(Given exercise)
Transcribe all the records exactly and omit any images they hold.

[START Entries supplied]

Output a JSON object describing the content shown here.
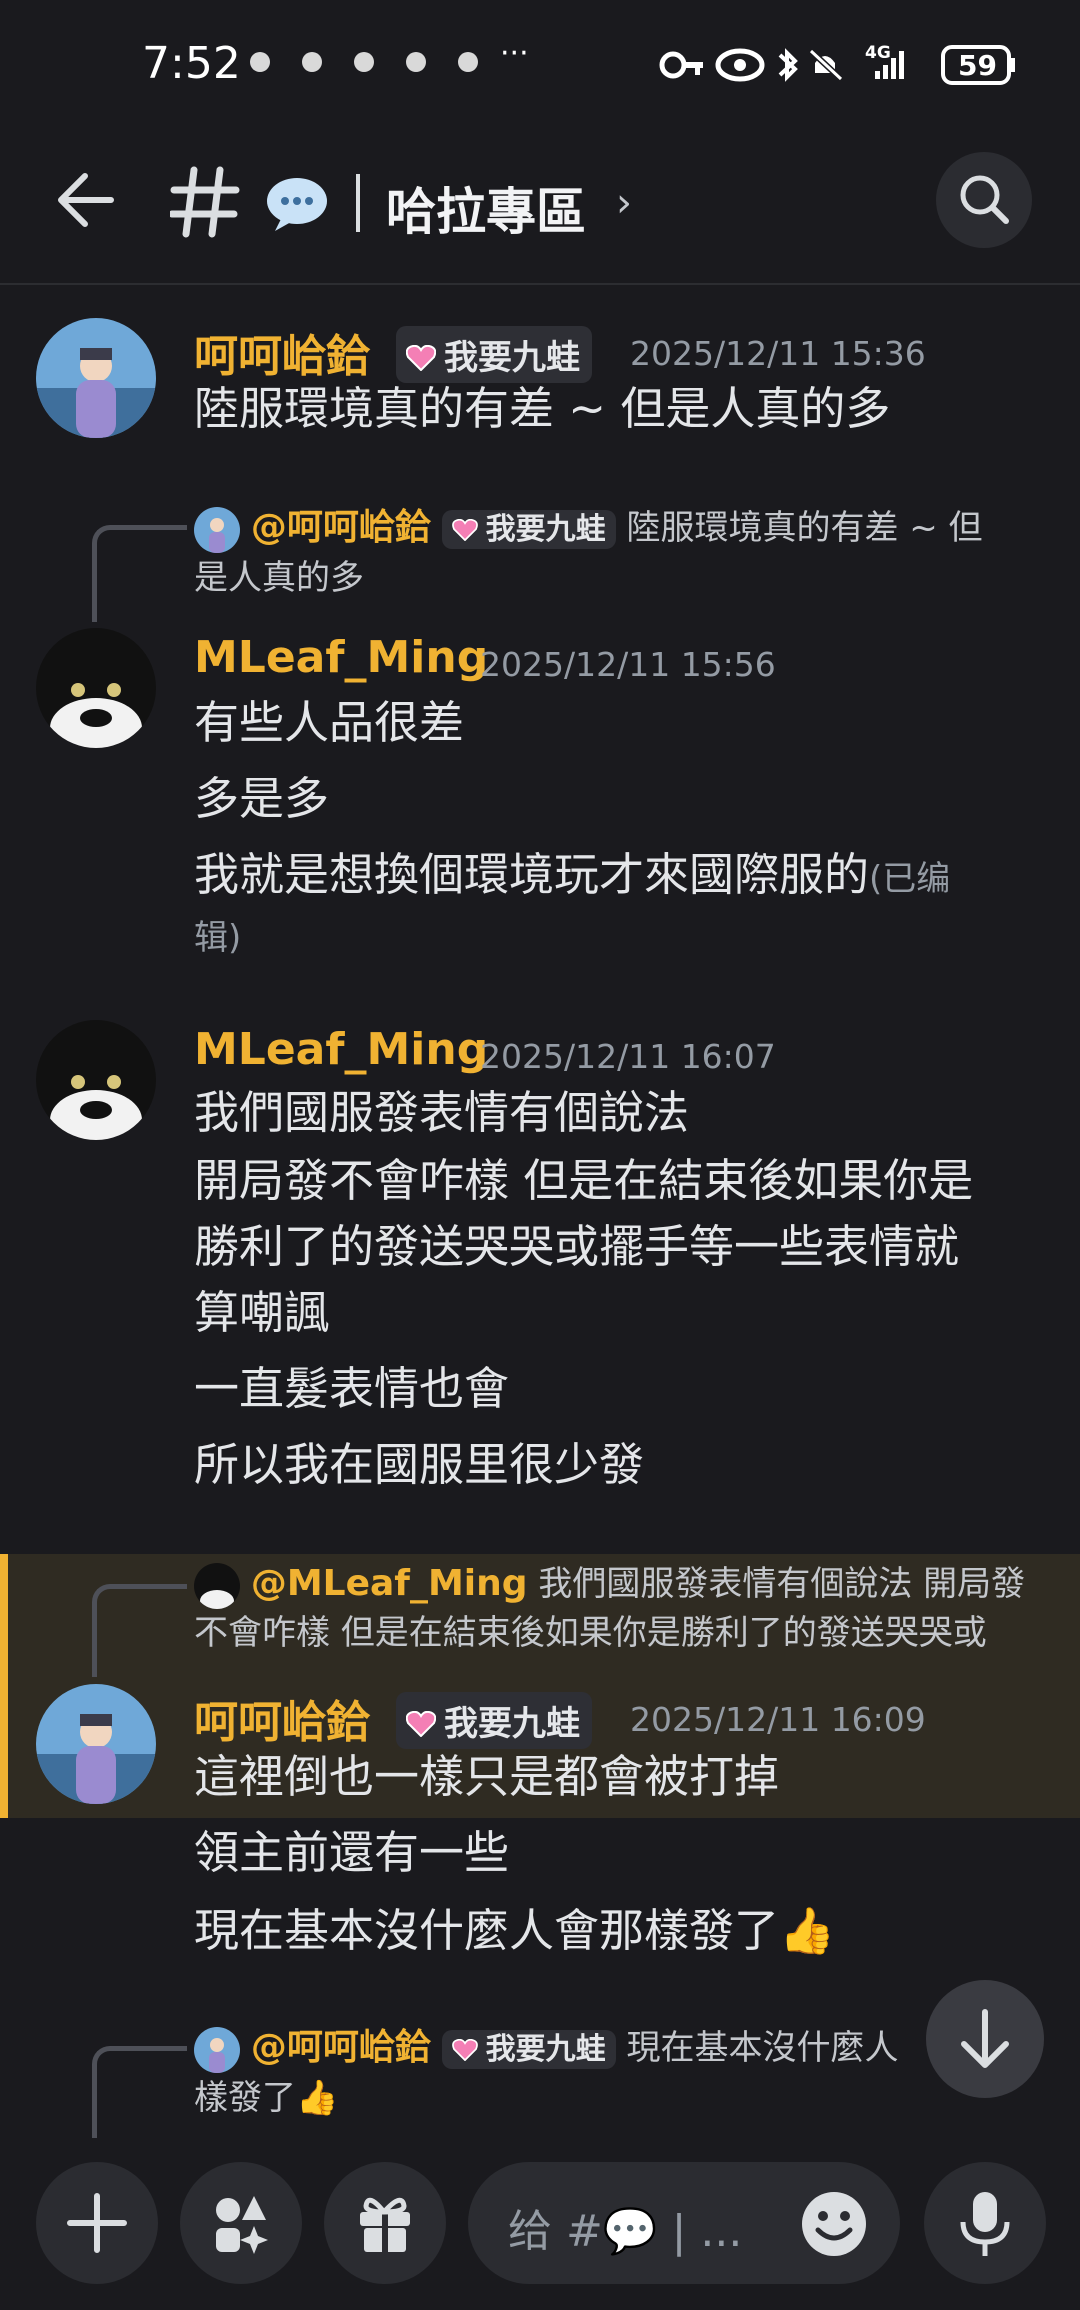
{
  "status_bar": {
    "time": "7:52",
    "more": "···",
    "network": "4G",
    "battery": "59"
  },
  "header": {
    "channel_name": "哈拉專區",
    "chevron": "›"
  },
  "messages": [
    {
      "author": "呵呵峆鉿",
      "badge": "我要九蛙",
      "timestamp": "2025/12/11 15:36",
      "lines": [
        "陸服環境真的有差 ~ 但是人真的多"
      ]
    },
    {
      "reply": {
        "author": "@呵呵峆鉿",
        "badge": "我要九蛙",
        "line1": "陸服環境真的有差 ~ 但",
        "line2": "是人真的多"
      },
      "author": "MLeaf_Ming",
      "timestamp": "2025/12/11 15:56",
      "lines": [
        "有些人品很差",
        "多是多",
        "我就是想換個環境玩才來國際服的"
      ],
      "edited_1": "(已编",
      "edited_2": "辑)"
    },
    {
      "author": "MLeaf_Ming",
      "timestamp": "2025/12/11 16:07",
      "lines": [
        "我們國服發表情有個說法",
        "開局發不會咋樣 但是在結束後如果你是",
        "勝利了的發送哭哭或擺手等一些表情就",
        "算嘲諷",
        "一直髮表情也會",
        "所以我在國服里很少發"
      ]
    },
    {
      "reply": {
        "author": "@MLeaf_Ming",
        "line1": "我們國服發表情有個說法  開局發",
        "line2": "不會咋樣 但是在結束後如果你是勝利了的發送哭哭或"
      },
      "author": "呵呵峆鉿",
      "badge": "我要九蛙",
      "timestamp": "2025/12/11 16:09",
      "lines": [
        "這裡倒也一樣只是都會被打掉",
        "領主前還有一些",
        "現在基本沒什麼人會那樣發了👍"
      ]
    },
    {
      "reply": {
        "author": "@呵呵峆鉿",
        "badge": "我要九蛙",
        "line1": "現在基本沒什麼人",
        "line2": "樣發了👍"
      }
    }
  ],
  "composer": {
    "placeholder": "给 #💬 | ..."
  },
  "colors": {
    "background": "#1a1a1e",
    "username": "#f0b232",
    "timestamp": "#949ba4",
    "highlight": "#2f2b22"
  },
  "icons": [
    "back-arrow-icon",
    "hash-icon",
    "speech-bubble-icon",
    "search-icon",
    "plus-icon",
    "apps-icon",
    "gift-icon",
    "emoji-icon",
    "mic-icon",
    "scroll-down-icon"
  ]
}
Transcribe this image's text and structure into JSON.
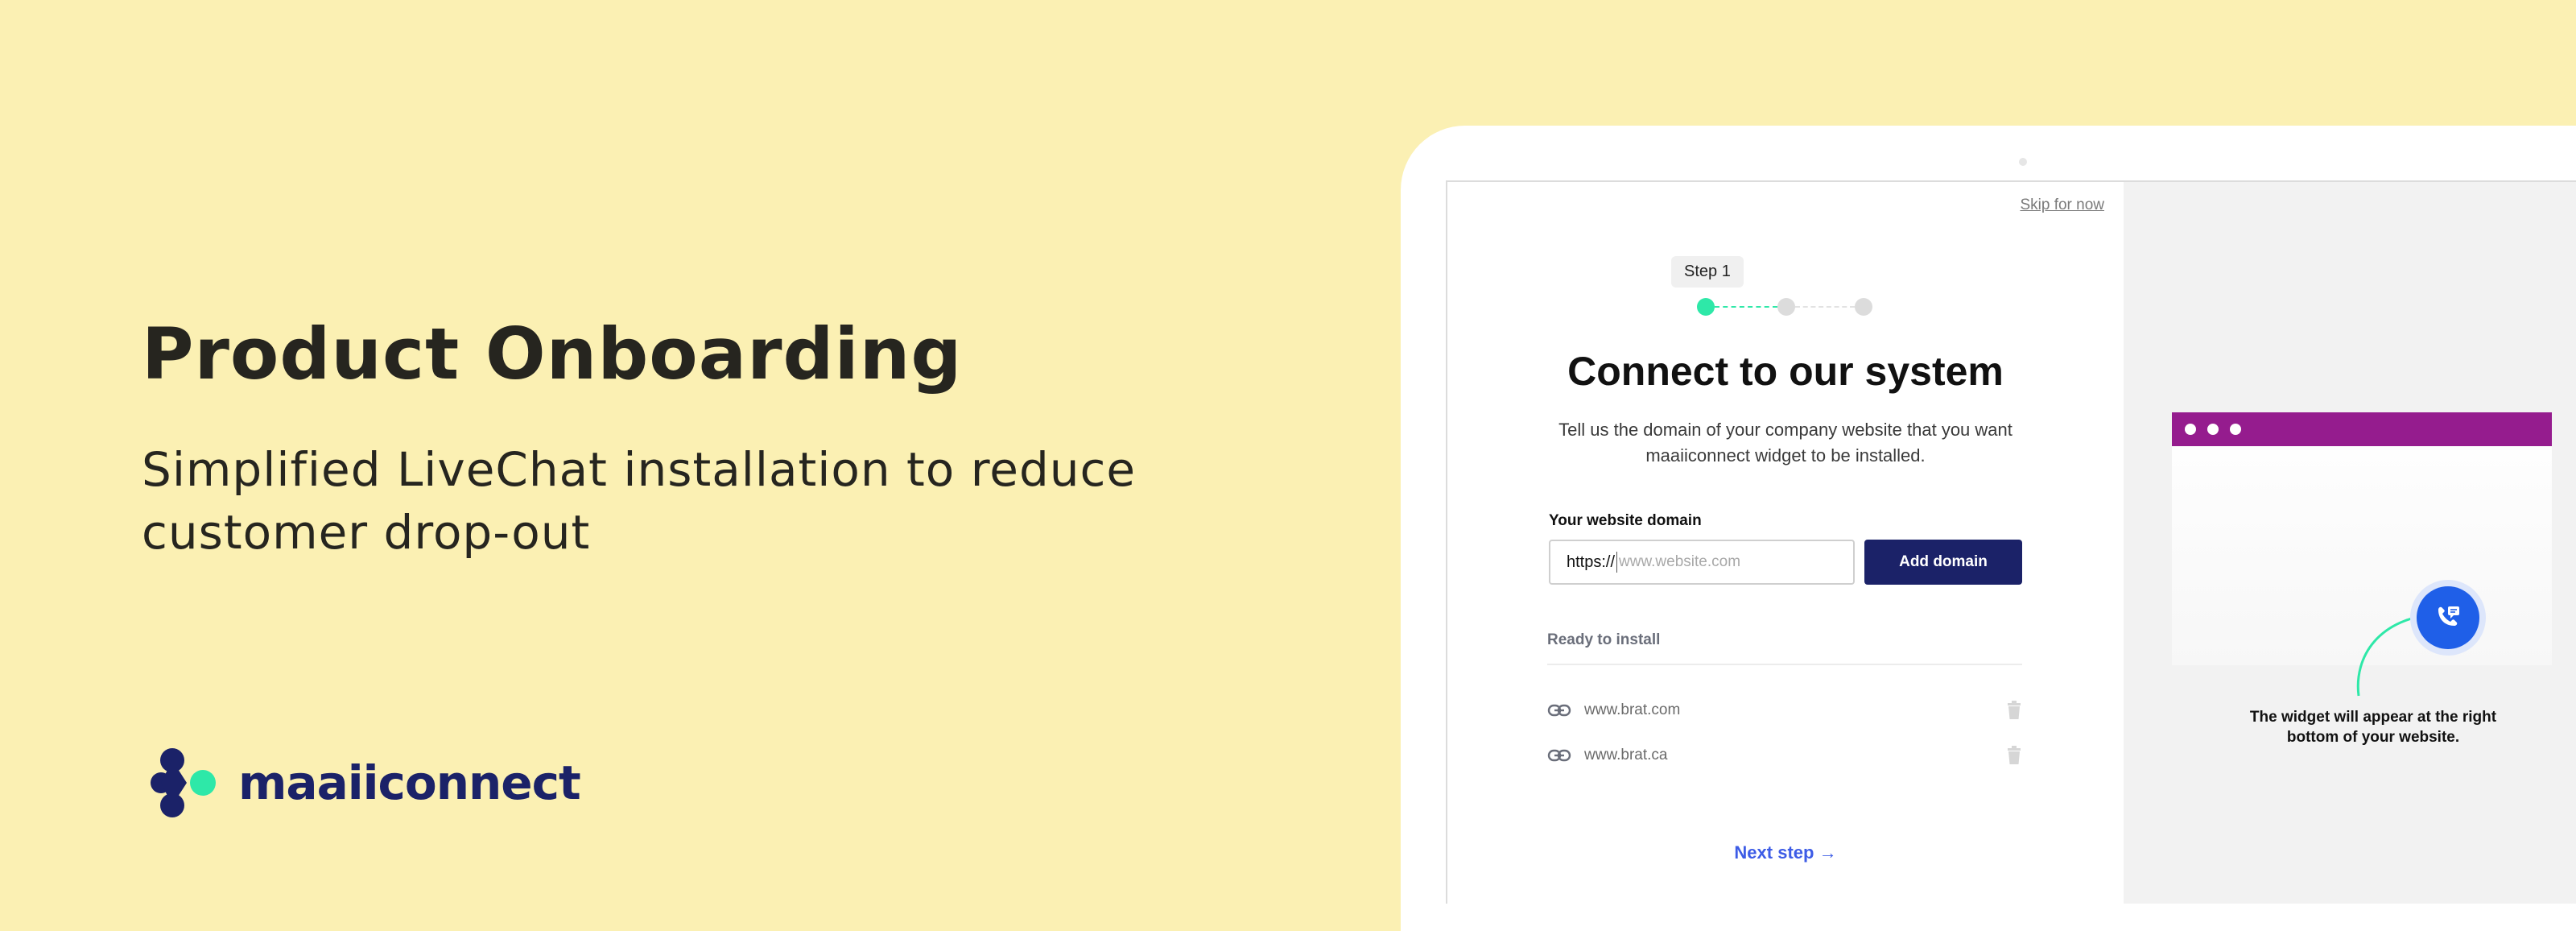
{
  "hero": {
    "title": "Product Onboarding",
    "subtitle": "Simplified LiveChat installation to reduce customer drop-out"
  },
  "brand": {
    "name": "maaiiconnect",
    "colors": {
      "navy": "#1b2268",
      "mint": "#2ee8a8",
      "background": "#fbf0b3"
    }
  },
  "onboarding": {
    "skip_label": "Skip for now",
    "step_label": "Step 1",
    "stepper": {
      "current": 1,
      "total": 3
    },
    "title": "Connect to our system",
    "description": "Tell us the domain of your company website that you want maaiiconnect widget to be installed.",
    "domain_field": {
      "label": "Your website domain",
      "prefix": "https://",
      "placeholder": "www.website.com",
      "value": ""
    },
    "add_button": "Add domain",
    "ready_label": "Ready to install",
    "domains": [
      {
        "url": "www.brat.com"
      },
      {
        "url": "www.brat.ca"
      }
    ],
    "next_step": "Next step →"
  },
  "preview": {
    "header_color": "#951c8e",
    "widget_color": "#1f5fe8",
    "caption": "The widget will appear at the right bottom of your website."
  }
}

[END Entries supplied]

(Output for this exercise)
Output a JSON object describing the content shown here.
{
  "status_bar": {
    "time": "7:52",
    "more": "···",
    "network": "4G",
    "battery": "59"
  },
  "header": {
    "channel_name": "哈拉專區",
    "chevron": "›"
  },
  "messages": [
    {
      "author": "呵呵峆鉿",
      "badge": "我要九蛙",
      "timestamp": "2025/12/11 15:36",
      "lines": [
        "陸服環境真的有差 ~ 但是人真的多"
      ]
    },
    {
      "reply": {
        "author": "@呵呵峆鉿",
        "badge": "我要九蛙",
        "line1": "陸服環境真的有差 ~ 但",
        "line2": "是人真的多"
      },
      "author": "MLeaf_Ming",
      "timestamp": "2025/12/11 15:56",
      "lines": [
        "有些人品很差",
        "多是多",
        "我就是想換個環境玩才來國際服的"
      ],
      "edited_1": "(已编",
      "edited_2": "辑)"
    },
    {
      "author": "MLeaf_Ming",
      "timestamp": "2025/12/11 16:07",
      "lines": [
        "我們國服發表情有個說法",
        "開局發不會咋樣 但是在結束後如果你是",
        "勝利了的發送哭哭或擺手等一些表情就",
        "算嘲諷",
        "一直髮表情也會",
        "所以我在國服里很少發"
      ]
    },
    {
      "reply": {
        "author": "@MLeaf_Ming",
        "line1": "我們國服發表情有個說法  開局發",
        "line2": "不會咋樣 但是在結束後如果你是勝利了的發送哭哭或"
      },
      "author": "呵呵峆鉿",
      "badge": "我要九蛙",
      "timestamp": "2025/12/11 16:09",
      "lines": [
        "這裡倒也一樣只是都會被打掉",
        "領主前還有一些",
        "現在基本沒什麼人會那樣發了👍"
      ]
    },
    {
      "reply": {
        "author": "@呵呵峆鉿",
        "badge": "我要九蛙",
        "line1": "現在基本沒什麼人",
        "line2": "樣發了👍"
      }
    }
  ],
  "composer": {
    "placeholder": "给 #💬 | ..."
  },
  "colors": {
    "background": "#1a1a1e",
    "username": "#f0b232",
    "timestamp": "#949ba4",
    "highlight": "#2f2b22"
  },
  "icons": [
    "back-arrow-icon",
    "hash-icon",
    "speech-bubble-icon",
    "search-icon",
    "plus-icon",
    "apps-icon",
    "gift-icon",
    "emoji-icon",
    "mic-icon",
    "scroll-down-icon"
  ]
}
Transcribe this image's text and structure into JSON.
{
  "hero": {
    "title": "Product Onboarding",
    "subtitle": "Simplified LiveChat installation to reduce customer drop-out"
  },
  "brand": {
    "name": "maaiiconnect",
    "colors": {
      "navy": "#1b2268",
      "mint": "#2ee8a8",
      "background": "#fbf0b3"
    }
  },
  "onboarding": {
    "skip_label": "Skip for now",
    "step_label": "Step 1",
    "stepper": {
      "current": 1,
      "total": 3
    },
    "title": "Connect to our system",
    "description": "Tell us the domain of your company website that you want maaiiconnect widget to be installed.",
    "domain_field": {
      "label": "Your website domain",
      "prefix": "https://",
      "placeholder": "www.website.com",
      "value": ""
    },
    "add_button": "Add domain",
    "ready_label": "Ready to install",
    "domains": [
      {
        "url": "www.brat.com"
      },
      {
        "url": "www.brat.ca"
      }
    ],
    "next_step": "Next step →"
  },
  "preview": {
    "header_color": "#951c8e",
    "widget_color": "#1f5fe8",
    "caption": "The widget will appear at the right bottom of your website."
  }
}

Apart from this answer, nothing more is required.